Task requirements ▸
Copy the full set of lines exactly as given.

Figure record listings
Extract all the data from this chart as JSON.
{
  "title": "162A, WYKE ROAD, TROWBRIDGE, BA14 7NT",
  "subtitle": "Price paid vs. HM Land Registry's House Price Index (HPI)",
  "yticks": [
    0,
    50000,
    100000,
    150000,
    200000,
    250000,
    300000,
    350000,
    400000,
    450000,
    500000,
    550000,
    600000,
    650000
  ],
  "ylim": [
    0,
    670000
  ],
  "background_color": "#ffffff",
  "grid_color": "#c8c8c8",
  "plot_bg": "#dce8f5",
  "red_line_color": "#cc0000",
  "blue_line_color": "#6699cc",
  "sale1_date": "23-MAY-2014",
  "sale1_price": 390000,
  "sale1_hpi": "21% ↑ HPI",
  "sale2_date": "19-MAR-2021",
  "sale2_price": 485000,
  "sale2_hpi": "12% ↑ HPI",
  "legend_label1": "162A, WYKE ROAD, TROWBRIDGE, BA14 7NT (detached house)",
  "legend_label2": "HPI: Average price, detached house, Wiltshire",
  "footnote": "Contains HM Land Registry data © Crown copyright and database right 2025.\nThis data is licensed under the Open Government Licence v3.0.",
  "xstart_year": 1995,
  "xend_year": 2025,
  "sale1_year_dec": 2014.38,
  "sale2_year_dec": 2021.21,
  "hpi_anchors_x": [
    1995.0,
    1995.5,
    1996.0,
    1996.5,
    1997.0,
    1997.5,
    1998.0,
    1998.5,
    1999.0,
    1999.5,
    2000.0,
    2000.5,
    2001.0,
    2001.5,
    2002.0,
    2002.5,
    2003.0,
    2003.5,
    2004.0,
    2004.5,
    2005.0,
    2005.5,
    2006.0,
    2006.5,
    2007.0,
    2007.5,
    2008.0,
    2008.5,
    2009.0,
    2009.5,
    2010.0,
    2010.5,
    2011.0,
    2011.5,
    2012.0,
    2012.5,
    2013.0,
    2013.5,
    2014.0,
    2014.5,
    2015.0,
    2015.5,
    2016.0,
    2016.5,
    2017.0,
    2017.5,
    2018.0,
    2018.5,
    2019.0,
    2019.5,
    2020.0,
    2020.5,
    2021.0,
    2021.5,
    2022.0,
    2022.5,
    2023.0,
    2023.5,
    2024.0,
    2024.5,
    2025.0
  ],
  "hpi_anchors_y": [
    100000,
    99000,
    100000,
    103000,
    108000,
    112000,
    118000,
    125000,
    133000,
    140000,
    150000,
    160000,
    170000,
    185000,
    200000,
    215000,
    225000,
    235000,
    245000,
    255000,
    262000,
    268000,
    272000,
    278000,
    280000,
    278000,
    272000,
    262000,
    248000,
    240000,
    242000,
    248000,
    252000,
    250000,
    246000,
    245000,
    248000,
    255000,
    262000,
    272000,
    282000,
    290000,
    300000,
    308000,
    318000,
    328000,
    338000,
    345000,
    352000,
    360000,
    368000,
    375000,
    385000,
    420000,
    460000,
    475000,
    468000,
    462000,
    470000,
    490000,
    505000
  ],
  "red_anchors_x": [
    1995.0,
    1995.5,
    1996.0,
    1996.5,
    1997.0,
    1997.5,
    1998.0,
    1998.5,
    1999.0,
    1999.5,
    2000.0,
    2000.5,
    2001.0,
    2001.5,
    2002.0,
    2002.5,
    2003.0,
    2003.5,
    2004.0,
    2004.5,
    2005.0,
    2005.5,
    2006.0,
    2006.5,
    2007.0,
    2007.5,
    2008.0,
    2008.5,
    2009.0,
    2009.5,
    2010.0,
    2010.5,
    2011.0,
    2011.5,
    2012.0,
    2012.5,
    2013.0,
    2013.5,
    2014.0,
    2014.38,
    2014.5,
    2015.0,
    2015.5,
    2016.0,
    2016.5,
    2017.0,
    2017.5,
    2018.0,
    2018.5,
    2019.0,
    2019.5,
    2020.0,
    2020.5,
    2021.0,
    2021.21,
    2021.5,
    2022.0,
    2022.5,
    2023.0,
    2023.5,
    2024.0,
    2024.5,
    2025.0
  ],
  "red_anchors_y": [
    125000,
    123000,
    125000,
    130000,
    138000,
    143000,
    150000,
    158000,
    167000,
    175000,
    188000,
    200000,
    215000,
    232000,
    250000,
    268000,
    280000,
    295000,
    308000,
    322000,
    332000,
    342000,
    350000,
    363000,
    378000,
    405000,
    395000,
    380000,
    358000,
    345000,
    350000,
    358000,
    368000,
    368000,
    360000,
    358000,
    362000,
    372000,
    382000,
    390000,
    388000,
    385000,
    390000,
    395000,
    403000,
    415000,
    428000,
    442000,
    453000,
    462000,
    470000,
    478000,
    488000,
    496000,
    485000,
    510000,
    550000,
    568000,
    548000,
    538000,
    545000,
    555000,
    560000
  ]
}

Output of the task ▸
Extract all the data from this chart as JSON.
{
  "title": "162A, WYKE ROAD, TROWBRIDGE, BA14 7NT",
  "subtitle": "Price paid vs. HM Land Registry's House Price Index (HPI)",
  "yticks": [
    0,
    50000,
    100000,
    150000,
    200000,
    250000,
    300000,
    350000,
    400000,
    450000,
    500000,
    550000,
    600000,
    650000
  ],
  "ylim": [
    0,
    670000
  ],
  "background_color": "#ffffff",
  "grid_color": "#c8c8c8",
  "plot_bg": "#dce8f5",
  "red_line_color": "#cc0000",
  "blue_line_color": "#6699cc",
  "sale1_date": "23-MAY-2014",
  "sale1_price": 390000,
  "sale1_hpi": "21% ↑ HPI",
  "sale2_date": "19-MAR-2021",
  "sale2_price": 485000,
  "sale2_hpi": "12% ↑ HPI",
  "legend_label1": "162A, WYKE ROAD, TROWBRIDGE, BA14 7NT (detached house)",
  "legend_label2": "HPI: Average price, detached house, Wiltshire",
  "footnote": "Contains HM Land Registry data © Crown copyright and database right 2025.\nThis data is licensed under the Open Government Licence v3.0.",
  "xstart_year": 1995,
  "xend_year": 2025,
  "sale1_year_dec": 2014.38,
  "sale2_year_dec": 2021.21,
  "hpi_anchors_x": [
    1995.0,
    1995.5,
    1996.0,
    1996.5,
    1997.0,
    1997.5,
    1998.0,
    1998.5,
    1999.0,
    1999.5,
    2000.0,
    2000.5,
    2001.0,
    2001.5,
    2002.0,
    2002.5,
    2003.0,
    2003.5,
    2004.0,
    2004.5,
    2005.0,
    2005.5,
    2006.0,
    2006.5,
    2007.0,
    2007.5,
    2008.0,
    2008.5,
    2009.0,
    2009.5,
    2010.0,
    2010.5,
    2011.0,
    2011.5,
    2012.0,
    2012.5,
    2013.0,
    2013.5,
    2014.0,
    2014.5,
    2015.0,
    2015.5,
    2016.0,
    2016.5,
    2017.0,
    2017.5,
    2018.0,
    2018.5,
    2019.0,
    2019.5,
    2020.0,
    2020.5,
    2021.0,
    2021.5,
    2022.0,
    2022.5,
    2023.0,
    2023.5,
    2024.0,
    2024.5,
    2025.0
  ],
  "hpi_anchors_y": [
    100000,
    99000,
    100000,
    103000,
    108000,
    112000,
    118000,
    125000,
    133000,
    140000,
    150000,
    160000,
    170000,
    185000,
    200000,
    215000,
    225000,
    235000,
    245000,
    255000,
    262000,
    268000,
    272000,
    278000,
    280000,
    278000,
    272000,
    262000,
    248000,
    240000,
    242000,
    248000,
    252000,
    250000,
    246000,
    245000,
    248000,
    255000,
    262000,
    272000,
    282000,
    290000,
    300000,
    308000,
    318000,
    328000,
    338000,
    345000,
    352000,
    360000,
    368000,
    375000,
    385000,
    420000,
    460000,
    475000,
    468000,
    462000,
    470000,
    490000,
    505000
  ],
  "red_anchors_x": [
    1995.0,
    1995.5,
    1996.0,
    1996.5,
    1997.0,
    1997.5,
    1998.0,
    1998.5,
    1999.0,
    1999.5,
    2000.0,
    2000.5,
    2001.0,
    2001.5,
    2002.0,
    2002.5,
    2003.0,
    2003.5,
    2004.0,
    2004.5,
    2005.0,
    2005.5,
    2006.0,
    2006.5,
    2007.0,
    2007.5,
    2008.0,
    2008.5,
    2009.0,
    2009.5,
    2010.0,
    2010.5,
    2011.0,
    2011.5,
    2012.0,
    2012.5,
    2013.0,
    2013.5,
    2014.0,
    2014.38,
    2014.5,
    2015.0,
    2015.5,
    2016.0,
    2016.5,
    2017.0,
    2017.5,
    2018.0,
    2018.5,
    2019.0,
    2019.5,
    2020.0,
    2020.5,
    2021.0,
    2021.21,
    2021.5,
    2022.0,
    2022.5,
    2023.0,
    2023.5,
    2024.0,
    2024.5,
    2025.0
  ],
  "red_anchors_y": [
    125000,
    123000,
    125000,
    130000,
    138000,
    143000,
    150000,
    158000,
    167000,
    175000,
    188000,
    200000,
    215000,
    232000,
    250000,
    268000,
    280000,
    295000,
    308000,
    322000,
    332000,
    342000,
    350000,
    363000,
    378000,
    405000,
    395000,
    380000,
    358000,
    345000,
    350000,
    358000,
    368000,
    368000,
    360000,
    358000,
    362000,
    372000,
    382000,
    390000,
    388000,
    385000,
    390000,
    395000,
    403000,
    415000,
    428000,
    442000,
    453000,
    462000,
    470000,
    478000,
    488000,
    496000,
    485000,
    510000,
    550000,
    568000,
    548000,
    538000,
    545000,
    555000,
    560000
  ]
}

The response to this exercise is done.